Problem: Pick out every line with the word "name" and copy it.

The input:

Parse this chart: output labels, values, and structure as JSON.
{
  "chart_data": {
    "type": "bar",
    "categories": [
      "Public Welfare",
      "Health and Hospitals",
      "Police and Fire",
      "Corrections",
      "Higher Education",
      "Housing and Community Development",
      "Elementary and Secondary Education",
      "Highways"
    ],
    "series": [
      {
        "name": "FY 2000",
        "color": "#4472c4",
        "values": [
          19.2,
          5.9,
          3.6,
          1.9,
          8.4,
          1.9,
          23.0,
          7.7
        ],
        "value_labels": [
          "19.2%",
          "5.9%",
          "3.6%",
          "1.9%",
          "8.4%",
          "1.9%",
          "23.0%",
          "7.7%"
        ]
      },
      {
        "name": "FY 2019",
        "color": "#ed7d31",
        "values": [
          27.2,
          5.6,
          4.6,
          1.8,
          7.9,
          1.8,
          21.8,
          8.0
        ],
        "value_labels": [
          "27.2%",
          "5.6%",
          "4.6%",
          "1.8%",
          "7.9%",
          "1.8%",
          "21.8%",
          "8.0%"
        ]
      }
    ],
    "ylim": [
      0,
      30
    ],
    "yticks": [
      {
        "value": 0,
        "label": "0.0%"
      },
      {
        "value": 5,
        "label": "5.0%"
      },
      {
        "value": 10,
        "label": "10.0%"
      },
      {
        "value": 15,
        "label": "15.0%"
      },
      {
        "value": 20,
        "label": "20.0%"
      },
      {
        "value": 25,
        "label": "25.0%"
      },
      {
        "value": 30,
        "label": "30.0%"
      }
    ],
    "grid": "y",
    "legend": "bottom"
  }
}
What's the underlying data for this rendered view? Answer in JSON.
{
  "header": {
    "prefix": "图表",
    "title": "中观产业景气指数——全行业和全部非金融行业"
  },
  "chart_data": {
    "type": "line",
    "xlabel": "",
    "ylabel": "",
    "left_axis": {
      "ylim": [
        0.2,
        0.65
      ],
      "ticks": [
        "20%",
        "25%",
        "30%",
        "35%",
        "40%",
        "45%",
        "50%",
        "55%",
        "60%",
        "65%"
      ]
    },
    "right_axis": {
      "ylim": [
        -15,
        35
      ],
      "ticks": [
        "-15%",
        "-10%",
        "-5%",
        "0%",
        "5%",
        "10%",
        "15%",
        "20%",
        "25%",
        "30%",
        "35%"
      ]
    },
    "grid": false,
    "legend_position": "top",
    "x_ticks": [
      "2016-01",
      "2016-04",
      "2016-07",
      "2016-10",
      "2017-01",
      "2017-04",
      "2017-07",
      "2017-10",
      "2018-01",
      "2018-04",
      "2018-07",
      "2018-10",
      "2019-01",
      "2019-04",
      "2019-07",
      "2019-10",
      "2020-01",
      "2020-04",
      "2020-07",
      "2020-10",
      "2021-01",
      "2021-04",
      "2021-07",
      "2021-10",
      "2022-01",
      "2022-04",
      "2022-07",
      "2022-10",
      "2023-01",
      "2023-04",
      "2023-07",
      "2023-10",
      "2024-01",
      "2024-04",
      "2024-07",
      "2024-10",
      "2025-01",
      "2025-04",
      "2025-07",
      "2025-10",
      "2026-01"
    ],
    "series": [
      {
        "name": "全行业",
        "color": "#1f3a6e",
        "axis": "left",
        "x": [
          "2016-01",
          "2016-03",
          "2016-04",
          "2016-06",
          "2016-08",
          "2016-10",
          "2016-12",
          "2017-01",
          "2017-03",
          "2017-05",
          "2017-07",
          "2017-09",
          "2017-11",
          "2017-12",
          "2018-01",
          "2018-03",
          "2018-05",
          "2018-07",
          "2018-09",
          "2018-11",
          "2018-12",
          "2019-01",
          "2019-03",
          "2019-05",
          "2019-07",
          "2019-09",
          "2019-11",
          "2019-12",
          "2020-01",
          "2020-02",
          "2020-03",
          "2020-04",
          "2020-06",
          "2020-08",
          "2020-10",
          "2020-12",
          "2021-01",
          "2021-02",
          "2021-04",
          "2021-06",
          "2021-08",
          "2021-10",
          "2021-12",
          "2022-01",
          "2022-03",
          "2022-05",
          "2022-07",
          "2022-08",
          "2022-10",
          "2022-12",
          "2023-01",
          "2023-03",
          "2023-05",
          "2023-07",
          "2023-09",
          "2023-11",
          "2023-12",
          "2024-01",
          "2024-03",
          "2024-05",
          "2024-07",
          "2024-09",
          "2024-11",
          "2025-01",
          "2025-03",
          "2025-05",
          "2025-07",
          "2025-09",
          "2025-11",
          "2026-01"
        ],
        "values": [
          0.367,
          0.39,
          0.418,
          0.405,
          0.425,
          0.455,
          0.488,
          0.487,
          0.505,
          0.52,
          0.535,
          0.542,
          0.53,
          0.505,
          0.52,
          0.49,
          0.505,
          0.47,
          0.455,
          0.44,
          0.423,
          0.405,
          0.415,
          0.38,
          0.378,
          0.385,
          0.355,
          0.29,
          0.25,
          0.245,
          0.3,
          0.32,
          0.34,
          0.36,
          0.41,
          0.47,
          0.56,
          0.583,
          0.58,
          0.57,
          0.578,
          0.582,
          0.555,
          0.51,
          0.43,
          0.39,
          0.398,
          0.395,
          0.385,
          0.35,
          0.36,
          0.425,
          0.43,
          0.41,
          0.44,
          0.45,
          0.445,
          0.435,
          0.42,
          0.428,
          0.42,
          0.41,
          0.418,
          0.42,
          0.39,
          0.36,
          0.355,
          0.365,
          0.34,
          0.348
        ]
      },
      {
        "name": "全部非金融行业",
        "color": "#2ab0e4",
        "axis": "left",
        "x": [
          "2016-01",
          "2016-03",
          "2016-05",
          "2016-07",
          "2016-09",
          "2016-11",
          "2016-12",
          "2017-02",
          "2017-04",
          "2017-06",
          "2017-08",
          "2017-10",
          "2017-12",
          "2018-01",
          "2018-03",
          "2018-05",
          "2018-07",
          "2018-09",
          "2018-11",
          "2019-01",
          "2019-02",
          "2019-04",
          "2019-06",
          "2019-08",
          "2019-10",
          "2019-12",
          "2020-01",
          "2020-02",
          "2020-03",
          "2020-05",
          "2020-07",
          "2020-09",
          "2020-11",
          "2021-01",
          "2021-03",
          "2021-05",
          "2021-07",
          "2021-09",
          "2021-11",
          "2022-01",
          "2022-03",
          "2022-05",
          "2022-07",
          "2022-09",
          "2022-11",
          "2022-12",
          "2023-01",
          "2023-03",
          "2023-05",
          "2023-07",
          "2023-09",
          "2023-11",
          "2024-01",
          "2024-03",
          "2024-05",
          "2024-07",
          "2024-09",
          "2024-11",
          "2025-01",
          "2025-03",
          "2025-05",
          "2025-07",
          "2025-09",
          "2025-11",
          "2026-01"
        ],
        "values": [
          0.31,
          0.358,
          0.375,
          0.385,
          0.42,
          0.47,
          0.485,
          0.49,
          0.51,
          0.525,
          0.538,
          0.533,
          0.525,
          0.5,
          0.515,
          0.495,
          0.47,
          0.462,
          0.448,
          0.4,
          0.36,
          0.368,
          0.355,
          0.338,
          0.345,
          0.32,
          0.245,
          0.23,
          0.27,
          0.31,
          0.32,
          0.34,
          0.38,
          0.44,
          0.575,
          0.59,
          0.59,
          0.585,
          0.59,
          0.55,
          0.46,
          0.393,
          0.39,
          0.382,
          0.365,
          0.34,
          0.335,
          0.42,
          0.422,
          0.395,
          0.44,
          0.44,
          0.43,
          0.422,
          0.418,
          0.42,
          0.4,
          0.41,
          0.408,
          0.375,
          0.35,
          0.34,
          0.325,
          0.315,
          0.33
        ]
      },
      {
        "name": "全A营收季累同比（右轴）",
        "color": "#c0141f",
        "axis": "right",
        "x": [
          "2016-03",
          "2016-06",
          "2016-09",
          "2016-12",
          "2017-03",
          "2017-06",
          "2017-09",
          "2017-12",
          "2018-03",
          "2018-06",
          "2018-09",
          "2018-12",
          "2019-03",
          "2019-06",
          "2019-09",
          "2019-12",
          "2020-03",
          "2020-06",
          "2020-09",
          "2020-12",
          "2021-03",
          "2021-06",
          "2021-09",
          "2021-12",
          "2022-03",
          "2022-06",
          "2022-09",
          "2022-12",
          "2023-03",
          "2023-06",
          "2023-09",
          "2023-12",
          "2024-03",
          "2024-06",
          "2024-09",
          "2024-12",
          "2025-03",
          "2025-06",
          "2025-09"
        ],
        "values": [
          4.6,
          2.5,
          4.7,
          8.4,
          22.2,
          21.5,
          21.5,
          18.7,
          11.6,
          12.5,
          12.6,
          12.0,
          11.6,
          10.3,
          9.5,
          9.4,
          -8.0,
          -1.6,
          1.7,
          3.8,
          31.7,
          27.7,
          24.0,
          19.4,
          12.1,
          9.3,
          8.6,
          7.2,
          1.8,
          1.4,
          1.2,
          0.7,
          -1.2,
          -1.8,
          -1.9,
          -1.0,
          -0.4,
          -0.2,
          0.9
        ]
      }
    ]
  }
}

Result:
        "name": "FY 2000",
        "name": "FY 2019",
        "name": "全行业",
        "name": "全部非金融行业",
        "name": "全A营收季累同比（右轴）",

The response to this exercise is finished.